## Begin

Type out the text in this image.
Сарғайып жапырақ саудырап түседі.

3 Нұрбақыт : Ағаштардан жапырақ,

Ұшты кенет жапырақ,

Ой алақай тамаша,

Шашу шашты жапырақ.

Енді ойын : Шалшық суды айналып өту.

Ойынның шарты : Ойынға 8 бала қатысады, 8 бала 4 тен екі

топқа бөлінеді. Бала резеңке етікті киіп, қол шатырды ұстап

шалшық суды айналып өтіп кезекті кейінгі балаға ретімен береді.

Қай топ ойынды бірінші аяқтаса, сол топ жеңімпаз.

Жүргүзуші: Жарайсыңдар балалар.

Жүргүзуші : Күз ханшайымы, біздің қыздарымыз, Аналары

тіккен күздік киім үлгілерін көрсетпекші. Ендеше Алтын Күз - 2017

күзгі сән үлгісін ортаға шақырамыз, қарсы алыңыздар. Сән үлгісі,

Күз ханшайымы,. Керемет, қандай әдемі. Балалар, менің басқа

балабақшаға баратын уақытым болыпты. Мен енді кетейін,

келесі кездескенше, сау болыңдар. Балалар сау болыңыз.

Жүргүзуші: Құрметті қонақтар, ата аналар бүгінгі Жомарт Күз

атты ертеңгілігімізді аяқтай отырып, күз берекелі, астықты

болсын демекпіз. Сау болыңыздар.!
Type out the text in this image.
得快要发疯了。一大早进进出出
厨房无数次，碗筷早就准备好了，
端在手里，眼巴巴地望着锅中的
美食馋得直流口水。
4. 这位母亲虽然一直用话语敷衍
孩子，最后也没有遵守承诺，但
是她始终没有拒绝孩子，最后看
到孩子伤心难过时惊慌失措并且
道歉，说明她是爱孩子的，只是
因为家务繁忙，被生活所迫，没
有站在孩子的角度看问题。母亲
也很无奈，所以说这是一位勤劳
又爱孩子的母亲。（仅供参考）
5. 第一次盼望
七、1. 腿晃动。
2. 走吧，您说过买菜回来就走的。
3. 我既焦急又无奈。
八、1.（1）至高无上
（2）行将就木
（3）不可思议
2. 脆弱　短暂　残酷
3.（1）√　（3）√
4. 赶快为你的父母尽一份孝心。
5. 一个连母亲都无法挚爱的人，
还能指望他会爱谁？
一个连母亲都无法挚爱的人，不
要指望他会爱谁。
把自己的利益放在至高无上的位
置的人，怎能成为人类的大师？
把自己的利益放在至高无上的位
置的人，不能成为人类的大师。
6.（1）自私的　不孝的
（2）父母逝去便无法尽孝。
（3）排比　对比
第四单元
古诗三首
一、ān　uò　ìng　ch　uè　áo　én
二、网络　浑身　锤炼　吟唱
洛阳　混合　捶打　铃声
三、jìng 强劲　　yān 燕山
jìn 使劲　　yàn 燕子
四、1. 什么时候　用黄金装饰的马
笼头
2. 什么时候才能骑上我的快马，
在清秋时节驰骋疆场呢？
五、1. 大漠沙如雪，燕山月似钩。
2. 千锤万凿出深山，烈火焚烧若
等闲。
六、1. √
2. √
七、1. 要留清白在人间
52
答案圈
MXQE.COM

## End

[TO DO] Please quote every record above exactly as it appears.

[FINAL RESULT]
Type out the text in this image.
Сарғайып жапырақ саудырап түседі.

3 Нұрбақыт : Ағаштардан жапырақ,

Ұшты кенет жапырақ,

Ой алақай тамаша,

Шашу шашты жапырақ.

Енді ойын : Шалшық суды айналып өту.

Ойынның шарты : Ойынға 8 бала қатысады, 8 бала 4 тен екі

топқа бөлінеді. Бала резеңке етікті киіп, қол шатырды ұстап

шалшық суды айналып өтіп кезекті кейінгі балаға ретімен береді.

Қай топ ойынды бірінші аяқтаса, сол топ жеңімпаз.

Жүргүзуші: Жарайсыңдар балалар.

Жүргүзуші : Күз ханшайымы, біздің қыздарымыз, Аналары

тіккен күздік киім үлгілерін көрсетпекші. Ендеше Алтын Күз - 2017

күзгі сән үлгісін ортаға шақырамыз, қарсы алыңыздар. Сән үлгісі,

Күз ханшайымы,. Керемет, қандай әдемі. Балалар, менің басқа

балабақшаға баратын уақытым болыпты. Мен енді кетейін,

келесі кездескенше, сау болыңдар. Балалар сау болыңыз.

Жүргүзуші: Құрметті қонақтар, ата аналар бүгінгі Жомарт Күз

атты ертеңгілігімізді аяқтай отырып, күз берекелі, астықты

болсын демекпіз. Сау болыңыздар.!
Type out the text in this image.
得快要发疯了。一大早进进出出
厨房无数次，碗筷早就准备好了，
端在手里，眼巴巴地望着锅中的
美食馋得直流口水。
4. 这位母亲虽然一直用话语敷衍
孩子，最后也没有遵守承诺，但
是她始终没有拒绝孩子，最后看
到孩子伤心难过时惊慌失措并且
道歉，说明她是爱孩子的，只是
因为家务繁忙，被生活所迫，没
有站在孩子的角度看问题。母亲
也很无奈，所以说这是一位勤劳
又爱孩子的母亲。（仅供参考）
5. 第一次盼望
七、1. 腿晃动。
2. 走吧，您说过买菜回来就走的。
3. 我既焦急又无奈。
八、1.（1）至高无上
（2）行将就木
（3）不可思议
2. 脆弱　短暂　残酷
3.（1）√　（3）√
4. 赶快为你的父母尽一份孝心。
5. 一个连母亲都无法挚爱的人，
还能指望他会爱谁？
一个连母亲都无法挚爱的人，不
要指望他会爱谁。
把自己的利益放在至高无上的位
置的人，怎能成为人类的大师？
把自己的利益放在至高无上的位
置的人，不能成为人类的大师。
6.（1）自私的　不孝的
（2）父母逝去便无法尽孝。
（3）排比　对比
第四单元
古诗三首
一、ān　uò　ìng　ch　uè　áo　én
二、网络　浑身　锤炼　吟唱
洛阳　混合　捶打　铃声
三、jìng 强劲　　yān 燕山
jìn 使劲　　yàn 燕子
四、1. 什么时候　用黄金装饰的马
笼头
2. 什么时候才能骑上我的快马，
在清秋时节驰骋疆场呢？
五、1. 大漠沙如雪，燕山月似钩。
2. 千锤万凿出深山，烈火焚烧若
等闲。
六、1. √
2. √
七、1. 要留清白在人间
52
答案圈
MXQE.COM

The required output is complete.